● **EXERCISE PROMPT**: Reproduce all the material exactly, minus any pictures it holds.

--- Begin ---

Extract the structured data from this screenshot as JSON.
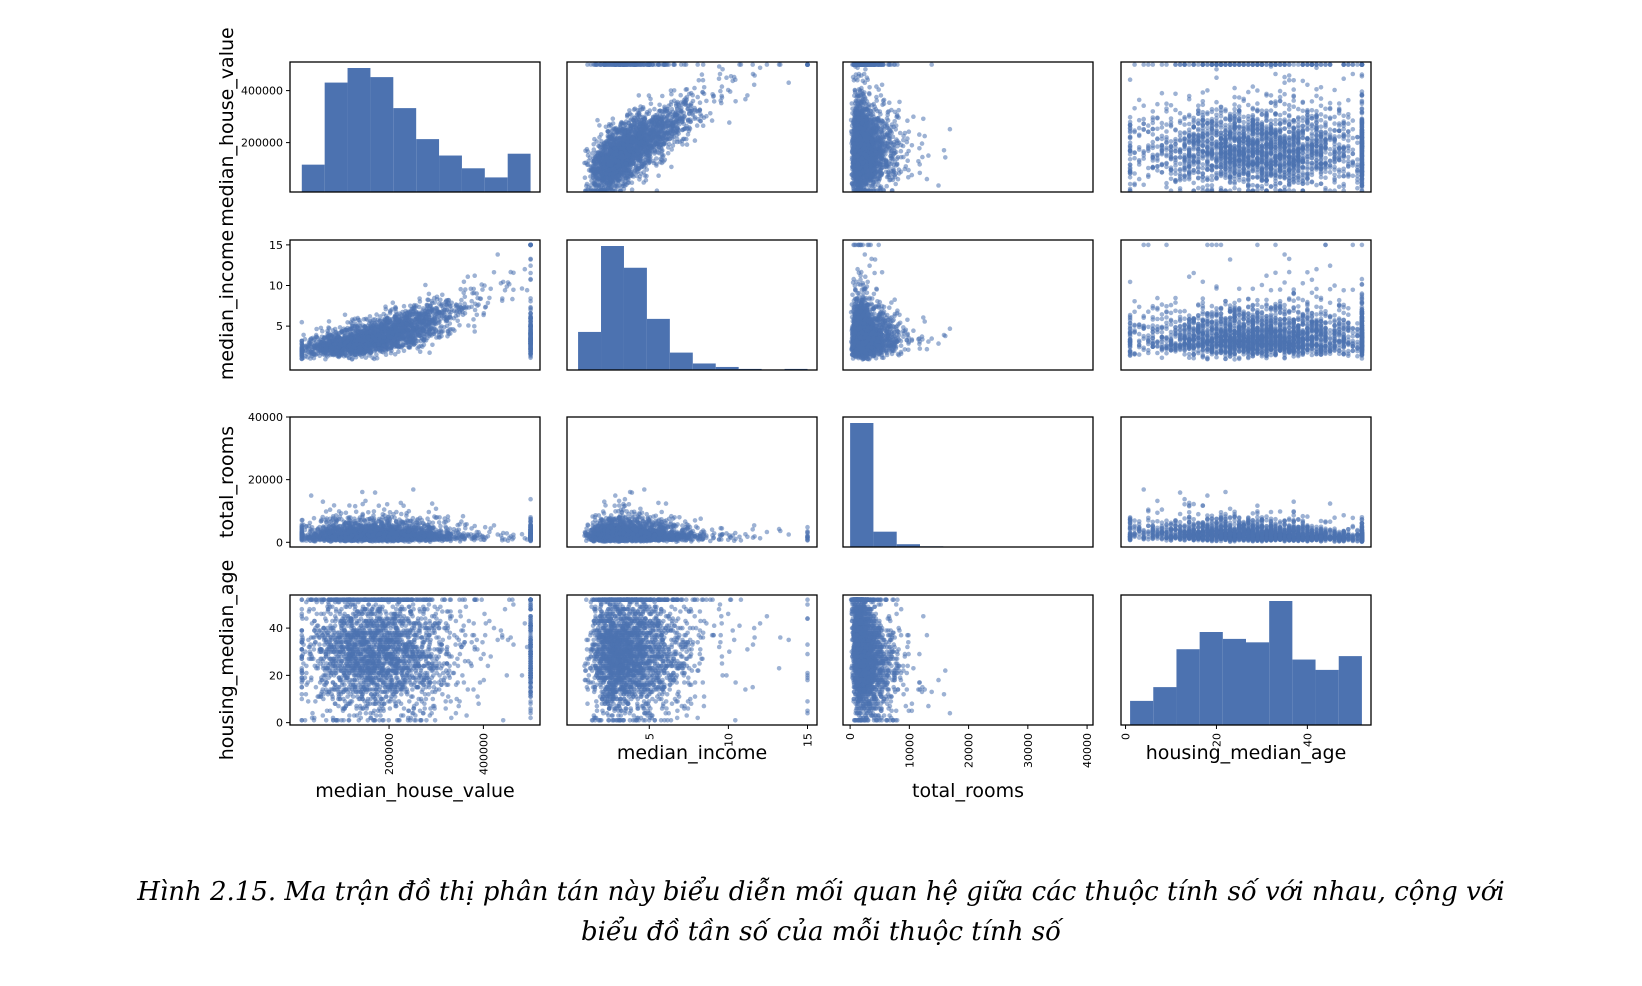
{
  "colors": {
    "points": "#4c72b0",
    "bars": "#4c72b0",
    "frame": "#000000"
  },
  "chart_data": {
    "type": "scatter",
    "variables": [
      "median_house_value",
      "median_income",
      "total_rooms",
      "housing_median_age"
    ],
    "diagonal": "hist",
    "ranges": {
      "median_house_value": [
        15000,
        500001
      ],
      "median_income": [
        0.5,
        15.0
      ],
      "total_rooms": [
        2,
        39320
      ],
      "housing_median_age": [
        1,
        52
      ]
    },
    "row_ticks": {
      "median_house_value": [
        "200000",
        "400000"
      ],
      "median_income": [
        "5",
        "10",
        "15"
      ],
      "total_rooms": [
        "0",
        "20000",
        "40000"
      ],
      "housing_median_age": [
        "0",
        "20",
        "40"
      ]
    },
    "col_ticks": {
      "median_house_value": [
        "200000",
        "400000"
      ],
      "median_income": [
        "5",
        "10",
        "15"
      ],
      "total_rooms": [
        "0",
        "10000",
        "20000",
        "30000",
        "40000"
      ],
      "housing_median_age": [
        "0",
        "20",
        "40"
      ]
    },
    "histograms": {
      "median_house_value": [
        750,
        3000,
        3400,
        3150,
        2300,
        1450,
        1000,
        650,
        400,
        1050
      ],
      "median_income": [
        1750,
        5700,
        4700,
        2350,
        800,
        300,
        140,
        50,
        25,
        50
      ],
      "total_rooms": [
        17800,
        2200,
        400,
        100,
        30,
        15,
        5,
        3,
        2,
        2
      ],
      "housing_median_age": [
        350,
        550,
        1100,
        1350,
        1250,
        1200,
        1800,
        950,
        800,
        1000
      ]
    },
    "x_labels": [
      "median_house_value",
      "median_income",
      "total_rooms",
      "housing_median_age"
    ],
    "y_labels": [
      "median_house_value",
      "median_income",
      "total_rooms",
      "housing_median_age"
    ]
  },
  "caption": {
    "line1": "Hình 2.15. Ma trận đồ thị phân tán này biểu diễn mối quan hệ giữa các thuộc tính số với nhau, cộng với",
    "line2": "biểu đồ tần số của mỗi thuộc tính số"
  }
}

--- End ---

● **RESULT OF THIS TASK**:
Extract the structured data from this screenshot as JSON.
{
  "colors": {
    "points": "#4c72b0",
    "bars": "#4c72b0",
    "frame": "#000000"
  },
  "chart_data": {
    "type": "scatter",
    "variables": [
      "median_house_value",
      "median_income",
      "total_rooms",
      "housing_median_age"
    ],
    "diagonal": "hist",
    "ranges": {
      "median_house_value": [
        15000,
        500001
      ],
      "median_income": [
        0.5,
        15.0
      ],
      "total_rooms": [
        2,
        39320
      ],
      "housing_median_age": [
        1,
        52
      ]
    },
    "row_ticks": {
      "median_house_value": [
        "200000",
        "400000"
      ],
      "median_income": [
        "5",
        "10",
        "15"
      ],
      "total_rooms": [
        "0",
        "20000",
        "40000"
      ],
      "housing_median_age": [
        "0",
        "20",
        "40"
      ]
    },
    "col_ticks": {
      "median_house_value": [
        "200000",
        "400000"
      ],
      "median_income": [
        "5",
        "10",
        "15"
      ],
      "total_rooms": [
        "0",
        "10000",
        "20000",
        "30000",
        "40000"
      ],
      "housing_median_age": [
        "0",
        "20",
        "40"
      ]
    },
    "histograms": {
      "median_house_value": [
        750,
        3000,
        3400,
        3150,
        2300,
        1450,
        1000,
        650,
        400,
        1050
      ],
      "median_income": [
        1750,
        5700,
        4700,
        2350,
        800,
        300,
        140,
        50,
        25,
        50
      ],
      "total_rooms": [
        17800,
        2200,
        400,
        100,
        30,
        15,
        5,
        3,
        2,
        2
      ],
      "housing_median_age": [
        350,
        550,
        1100,
        1350,
        1250,
        1200,
        1800,
        950,
        800,
        1000
      ]
    },
    "x_labels": [
      "median_house_value",
      "median_income",
      "total_rooms",
      "housing_median_age"
    ],
    "y_labels": [
      "median_house_value",
      "median_income",
      "total_rooms",
      "housing_median_age"
    ]
  },
  "caption": {
    "line1": "Hình 2.15. Ma trận đồ thị phân tán này biểu diễn mối quan hệ giữa các thuộc tính số với nhau, cộng với",
    "line2": "biểu đồ tần số của mỗi thuộc tính số"
  }
}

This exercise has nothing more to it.